> INSTRUCTIONS FOR THE TASK:
Extract all lines that hold the string "Bureau".
——
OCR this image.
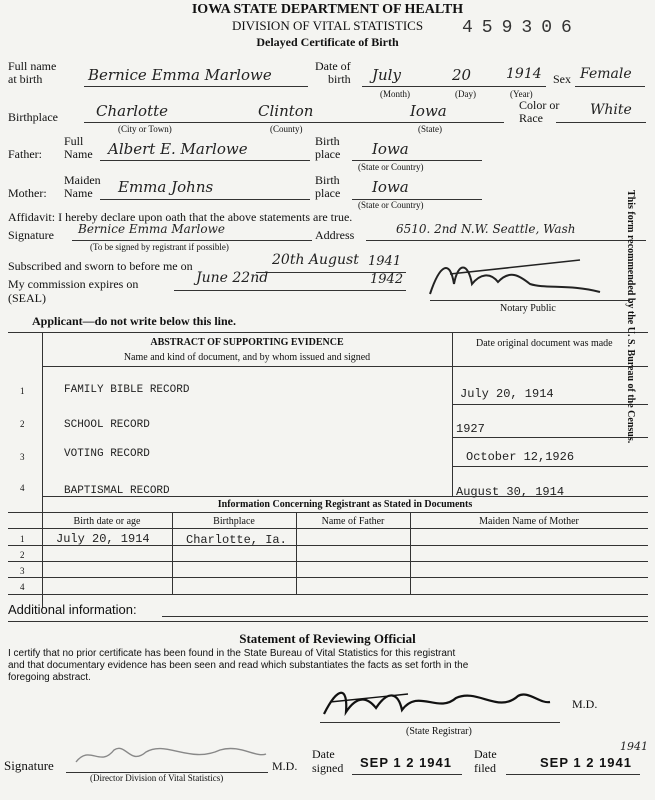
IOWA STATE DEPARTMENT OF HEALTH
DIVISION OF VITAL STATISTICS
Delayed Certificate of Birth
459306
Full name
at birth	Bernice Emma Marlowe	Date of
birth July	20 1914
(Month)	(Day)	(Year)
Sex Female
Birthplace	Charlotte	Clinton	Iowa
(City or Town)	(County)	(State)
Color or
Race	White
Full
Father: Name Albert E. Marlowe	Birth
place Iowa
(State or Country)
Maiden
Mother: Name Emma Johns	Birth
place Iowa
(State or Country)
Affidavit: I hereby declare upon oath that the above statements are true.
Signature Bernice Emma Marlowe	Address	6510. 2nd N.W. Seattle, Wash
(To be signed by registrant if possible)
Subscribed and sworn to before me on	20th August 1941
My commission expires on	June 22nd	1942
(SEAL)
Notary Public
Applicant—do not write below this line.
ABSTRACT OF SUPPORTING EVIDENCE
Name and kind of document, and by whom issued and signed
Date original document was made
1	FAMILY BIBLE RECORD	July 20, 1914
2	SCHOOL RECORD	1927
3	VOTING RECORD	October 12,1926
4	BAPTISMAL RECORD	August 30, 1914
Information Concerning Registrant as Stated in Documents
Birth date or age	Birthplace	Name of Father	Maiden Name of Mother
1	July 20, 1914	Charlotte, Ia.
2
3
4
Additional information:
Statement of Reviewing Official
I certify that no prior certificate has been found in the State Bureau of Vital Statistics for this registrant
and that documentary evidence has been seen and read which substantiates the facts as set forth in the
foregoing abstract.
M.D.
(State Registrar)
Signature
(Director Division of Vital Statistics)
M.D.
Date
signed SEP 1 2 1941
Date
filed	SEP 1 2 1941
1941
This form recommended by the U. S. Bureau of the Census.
——
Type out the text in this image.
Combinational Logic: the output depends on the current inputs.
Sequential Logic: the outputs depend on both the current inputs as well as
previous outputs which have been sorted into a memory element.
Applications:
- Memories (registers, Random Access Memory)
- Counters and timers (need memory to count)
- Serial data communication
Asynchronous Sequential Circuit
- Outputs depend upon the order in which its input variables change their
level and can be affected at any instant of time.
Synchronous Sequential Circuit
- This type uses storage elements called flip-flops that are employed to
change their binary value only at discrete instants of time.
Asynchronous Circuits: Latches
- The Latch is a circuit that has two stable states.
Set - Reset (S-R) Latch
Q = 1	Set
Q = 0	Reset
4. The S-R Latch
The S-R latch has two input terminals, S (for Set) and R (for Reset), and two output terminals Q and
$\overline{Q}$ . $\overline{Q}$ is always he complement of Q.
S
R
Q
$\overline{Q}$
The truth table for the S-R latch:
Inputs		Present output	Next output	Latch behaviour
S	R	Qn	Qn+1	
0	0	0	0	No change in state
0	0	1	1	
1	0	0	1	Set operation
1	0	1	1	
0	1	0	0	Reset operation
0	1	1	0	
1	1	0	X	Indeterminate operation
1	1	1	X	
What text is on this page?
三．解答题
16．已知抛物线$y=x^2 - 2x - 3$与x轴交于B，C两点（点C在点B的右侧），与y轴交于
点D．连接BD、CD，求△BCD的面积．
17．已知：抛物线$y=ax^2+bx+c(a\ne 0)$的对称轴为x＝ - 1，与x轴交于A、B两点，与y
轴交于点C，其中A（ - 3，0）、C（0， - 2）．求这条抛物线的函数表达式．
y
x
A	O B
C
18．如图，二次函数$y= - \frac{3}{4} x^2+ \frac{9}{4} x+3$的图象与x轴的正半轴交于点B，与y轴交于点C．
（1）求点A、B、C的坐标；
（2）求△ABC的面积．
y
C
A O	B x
——
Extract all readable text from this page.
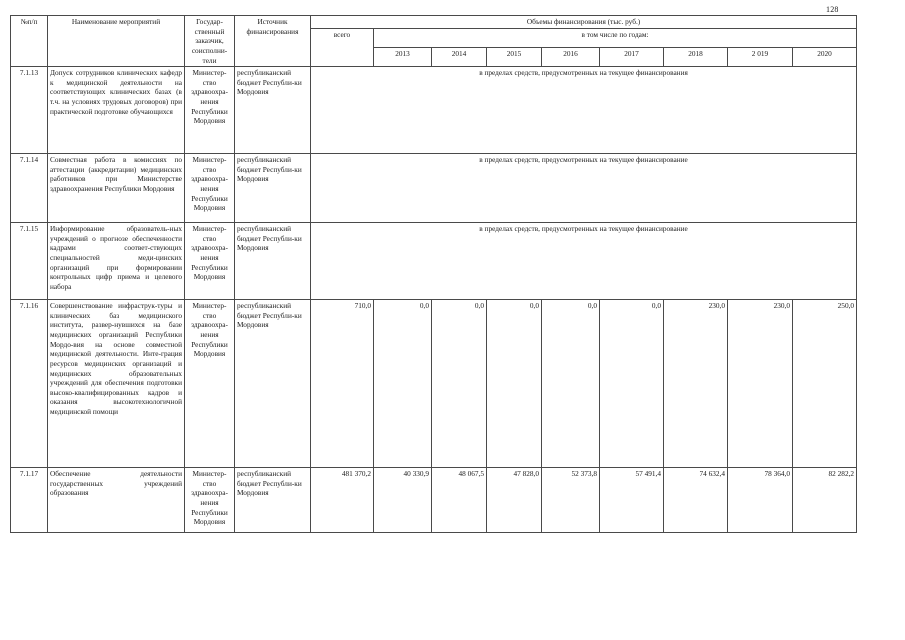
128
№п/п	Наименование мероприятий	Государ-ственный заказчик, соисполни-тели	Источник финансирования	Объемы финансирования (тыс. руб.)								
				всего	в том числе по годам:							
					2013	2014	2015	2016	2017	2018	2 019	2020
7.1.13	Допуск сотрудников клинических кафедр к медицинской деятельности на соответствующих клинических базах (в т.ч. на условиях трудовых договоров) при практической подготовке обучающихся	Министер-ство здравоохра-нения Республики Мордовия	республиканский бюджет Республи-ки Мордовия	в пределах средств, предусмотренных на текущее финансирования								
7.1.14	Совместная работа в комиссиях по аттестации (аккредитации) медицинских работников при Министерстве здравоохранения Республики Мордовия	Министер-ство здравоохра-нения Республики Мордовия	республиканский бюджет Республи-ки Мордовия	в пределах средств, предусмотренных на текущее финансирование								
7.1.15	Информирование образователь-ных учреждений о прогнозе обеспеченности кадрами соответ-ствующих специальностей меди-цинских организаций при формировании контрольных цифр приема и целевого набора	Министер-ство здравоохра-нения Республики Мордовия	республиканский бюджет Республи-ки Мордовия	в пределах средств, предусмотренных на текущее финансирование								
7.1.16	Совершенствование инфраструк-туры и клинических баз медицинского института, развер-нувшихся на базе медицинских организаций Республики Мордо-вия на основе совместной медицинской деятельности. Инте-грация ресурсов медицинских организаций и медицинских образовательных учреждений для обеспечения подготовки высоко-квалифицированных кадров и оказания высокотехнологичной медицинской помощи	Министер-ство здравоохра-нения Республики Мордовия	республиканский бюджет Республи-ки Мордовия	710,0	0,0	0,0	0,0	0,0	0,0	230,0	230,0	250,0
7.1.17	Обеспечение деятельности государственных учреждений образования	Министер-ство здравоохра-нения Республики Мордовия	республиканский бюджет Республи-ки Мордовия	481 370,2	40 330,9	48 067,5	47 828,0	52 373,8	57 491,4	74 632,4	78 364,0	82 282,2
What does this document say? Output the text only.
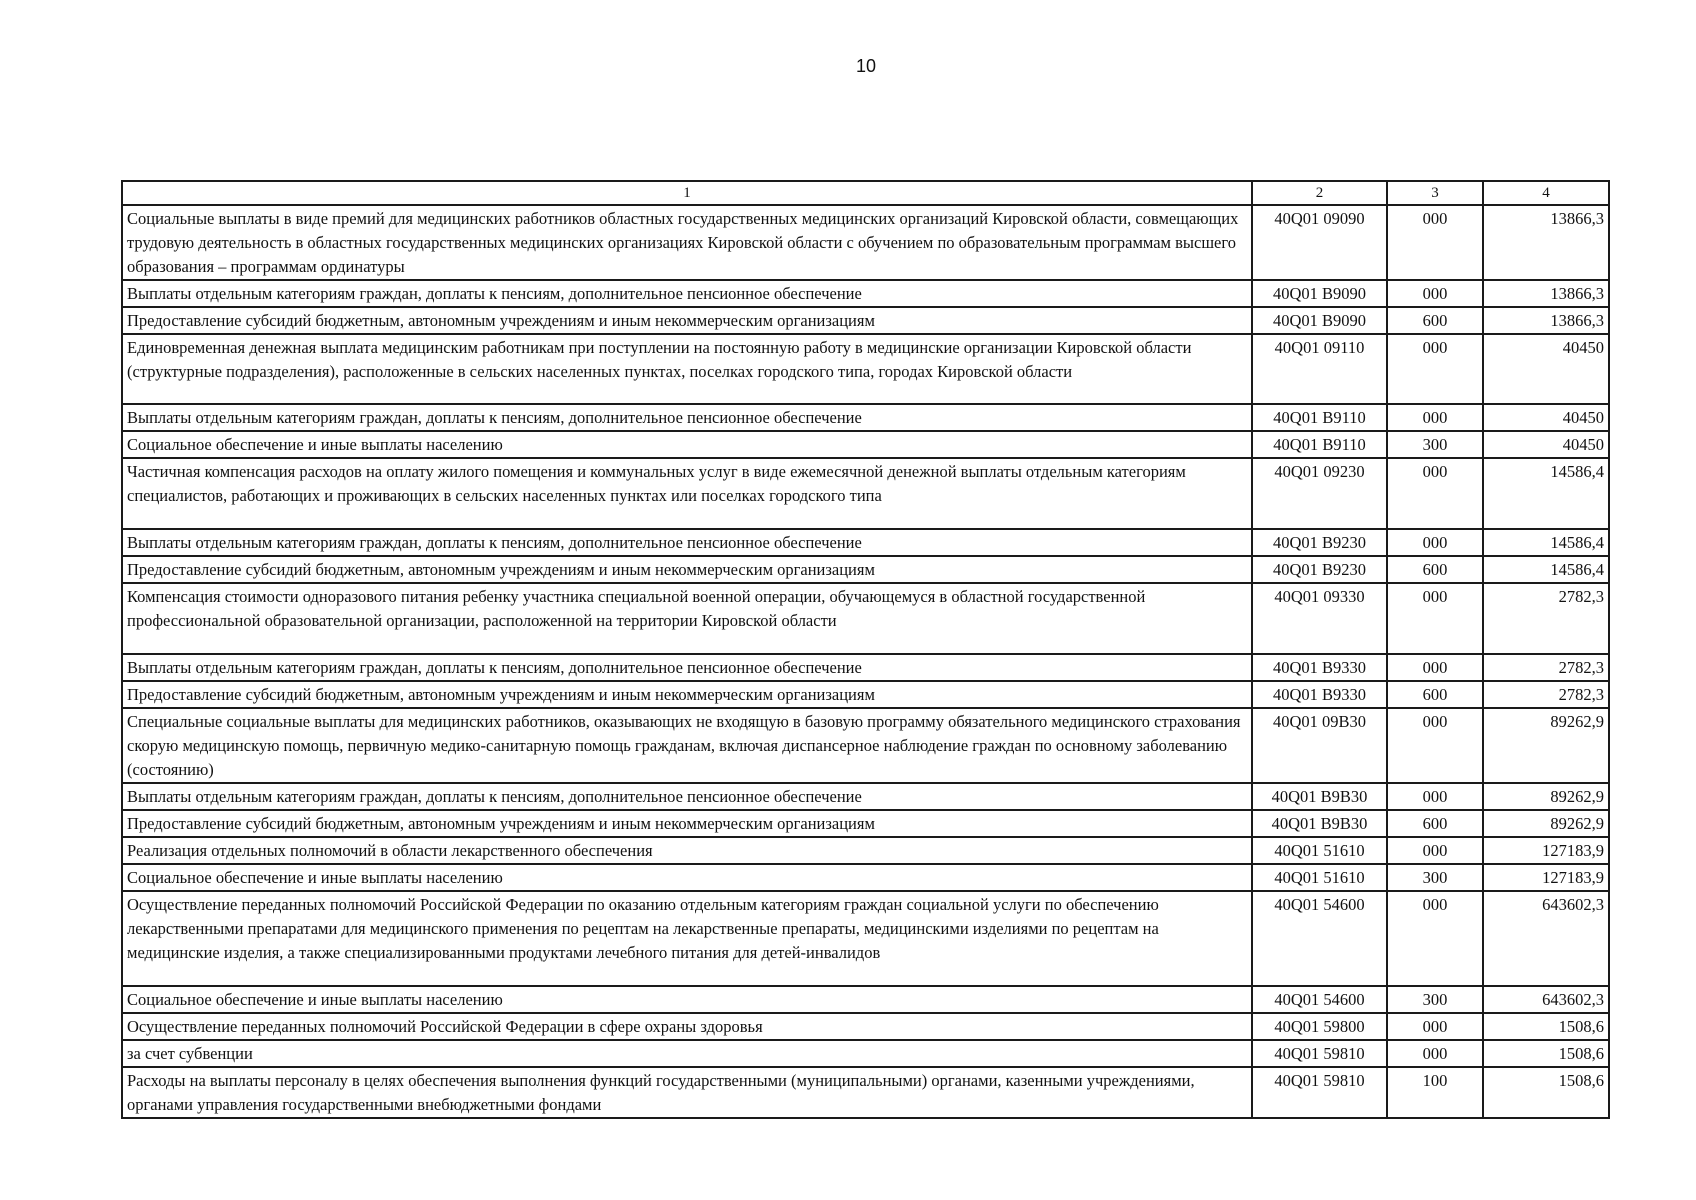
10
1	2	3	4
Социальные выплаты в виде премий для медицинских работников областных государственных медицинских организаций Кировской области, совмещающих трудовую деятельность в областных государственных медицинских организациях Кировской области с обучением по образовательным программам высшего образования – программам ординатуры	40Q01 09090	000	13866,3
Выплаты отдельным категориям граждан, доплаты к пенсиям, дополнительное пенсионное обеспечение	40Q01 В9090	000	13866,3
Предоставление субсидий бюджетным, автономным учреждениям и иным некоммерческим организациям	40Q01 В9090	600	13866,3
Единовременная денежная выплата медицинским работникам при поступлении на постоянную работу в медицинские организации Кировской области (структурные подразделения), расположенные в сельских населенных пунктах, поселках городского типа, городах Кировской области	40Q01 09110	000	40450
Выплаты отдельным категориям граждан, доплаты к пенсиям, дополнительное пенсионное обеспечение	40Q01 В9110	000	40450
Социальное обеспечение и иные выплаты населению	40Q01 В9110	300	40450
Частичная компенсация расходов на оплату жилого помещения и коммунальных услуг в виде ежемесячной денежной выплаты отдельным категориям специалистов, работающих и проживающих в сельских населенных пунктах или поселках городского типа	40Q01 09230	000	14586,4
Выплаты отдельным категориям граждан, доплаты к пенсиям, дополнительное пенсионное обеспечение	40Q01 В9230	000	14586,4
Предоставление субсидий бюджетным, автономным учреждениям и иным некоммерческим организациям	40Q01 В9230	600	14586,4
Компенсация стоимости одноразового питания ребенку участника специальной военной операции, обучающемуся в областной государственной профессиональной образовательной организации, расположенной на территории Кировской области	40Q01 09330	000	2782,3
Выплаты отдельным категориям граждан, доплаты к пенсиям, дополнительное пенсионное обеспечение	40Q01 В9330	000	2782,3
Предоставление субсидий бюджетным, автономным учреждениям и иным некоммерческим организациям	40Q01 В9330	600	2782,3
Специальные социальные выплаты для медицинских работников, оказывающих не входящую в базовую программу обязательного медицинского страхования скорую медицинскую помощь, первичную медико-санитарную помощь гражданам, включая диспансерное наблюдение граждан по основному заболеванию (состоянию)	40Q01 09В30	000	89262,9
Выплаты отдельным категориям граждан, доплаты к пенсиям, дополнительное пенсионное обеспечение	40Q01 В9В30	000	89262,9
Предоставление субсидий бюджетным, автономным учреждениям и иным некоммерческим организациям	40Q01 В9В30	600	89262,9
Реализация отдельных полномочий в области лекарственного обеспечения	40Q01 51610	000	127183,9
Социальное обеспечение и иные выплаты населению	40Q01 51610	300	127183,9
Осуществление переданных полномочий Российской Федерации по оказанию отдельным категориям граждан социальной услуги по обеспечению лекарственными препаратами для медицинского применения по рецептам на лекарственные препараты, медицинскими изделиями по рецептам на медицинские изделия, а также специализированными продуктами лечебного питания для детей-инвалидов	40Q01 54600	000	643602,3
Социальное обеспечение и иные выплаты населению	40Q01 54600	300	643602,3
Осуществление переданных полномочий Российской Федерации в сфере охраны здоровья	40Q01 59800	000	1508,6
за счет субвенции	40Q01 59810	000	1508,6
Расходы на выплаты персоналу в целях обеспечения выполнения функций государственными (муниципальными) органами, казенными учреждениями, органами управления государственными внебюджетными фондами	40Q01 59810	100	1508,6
——
> WORKED ANSWER:
I certify that no prior certificate has been found in the State Bureau of Vital Statistics for this registrant
This form recommended by the U. S. Bureau of the Census.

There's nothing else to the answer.